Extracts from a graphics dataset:
##########

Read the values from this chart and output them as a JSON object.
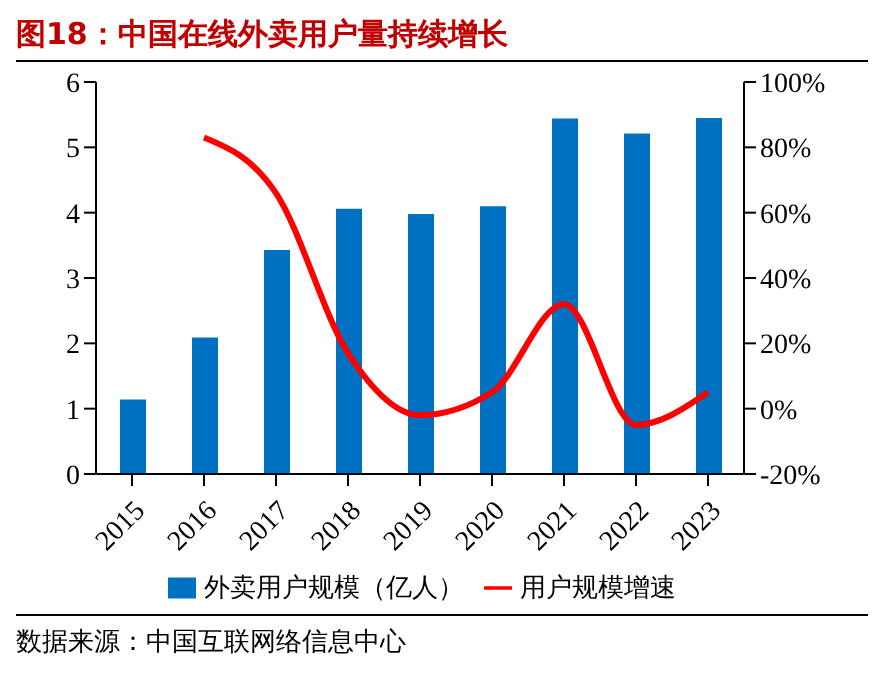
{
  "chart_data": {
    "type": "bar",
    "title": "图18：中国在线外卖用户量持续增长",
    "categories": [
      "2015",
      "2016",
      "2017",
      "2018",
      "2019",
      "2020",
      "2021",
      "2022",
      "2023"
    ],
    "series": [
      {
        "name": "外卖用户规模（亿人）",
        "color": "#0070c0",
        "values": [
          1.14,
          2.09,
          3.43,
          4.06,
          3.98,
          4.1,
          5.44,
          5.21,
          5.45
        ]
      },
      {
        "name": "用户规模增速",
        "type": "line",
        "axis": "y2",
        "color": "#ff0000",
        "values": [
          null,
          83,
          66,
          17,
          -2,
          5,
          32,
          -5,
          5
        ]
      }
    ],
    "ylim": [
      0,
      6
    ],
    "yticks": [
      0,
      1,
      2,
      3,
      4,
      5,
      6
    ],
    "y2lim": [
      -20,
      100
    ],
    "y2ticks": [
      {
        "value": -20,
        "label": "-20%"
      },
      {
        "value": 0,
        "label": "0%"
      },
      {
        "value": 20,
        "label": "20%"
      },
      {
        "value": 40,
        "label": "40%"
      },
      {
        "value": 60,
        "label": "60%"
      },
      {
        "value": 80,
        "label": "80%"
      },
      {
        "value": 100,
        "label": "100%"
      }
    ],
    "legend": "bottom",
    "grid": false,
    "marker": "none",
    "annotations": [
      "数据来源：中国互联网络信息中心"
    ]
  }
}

##########

§ WHAT TO DO:
Reproduce the material above in full, exactly, with no images.

§ SOLUTION BELOW:
Read the values from this chart and output them as a JSON object.
{
  "chart_data": {
    "type": "bar",
    "title": "图18：中国在线外卖用户量持续增长",
    "categories": [
      "2015",
      "2016",
      "2017",
      "2018",
      "2019",
      "2020",
      "2021",
      "2022",
      "2023"
    ],
    "series": [
      {
        "name": "外卖用户规模（亿人）",
        "color": "#0070c0",
        "values": [
          1.14,
          2.09,
          3.43,
          4.06,
          3.98,
          4.1,
          5.44,
          5.21,
          5.45
        ]
      },
      {
        "name": "用户规模增速",
        "type": "line",
        "axis": "y2",
        "color": "#ff0000",
        "values": [
          null,
          83,
          66,
          17,
          -2,
          5,
          32,
          -5,
          5
        ]
      }
    ],
    "ylim": [
      0,
      6
    ],
    "yticks": [
      0,
      1,
      2,
      3,
      4,
      5,
      6
    ],
    "y2lim": [
      -20,
      100
    ],
    "y2ticks": [
      {
        "value": -20,
        "label": "-20%"
      },
      {
        "value": 0,
        "label": "0%"
      },
      {
        "value": 20,
        "label": "20%"
      },
      {
        "value": 40,
        "label": "40%"
      },
      {
        "value": 60,
        "label": "60%"
      },
      {
        "value": 80,
        "label": "80%"
      },
      {
        "value": 100,
        "label": "100%"
      }
    ],
    "legend": "bottom",
    "grid": false,
    "marker": "none",
    "annotations": [
      "数据来源：中国互联网络信息中心"
    ]
  }
}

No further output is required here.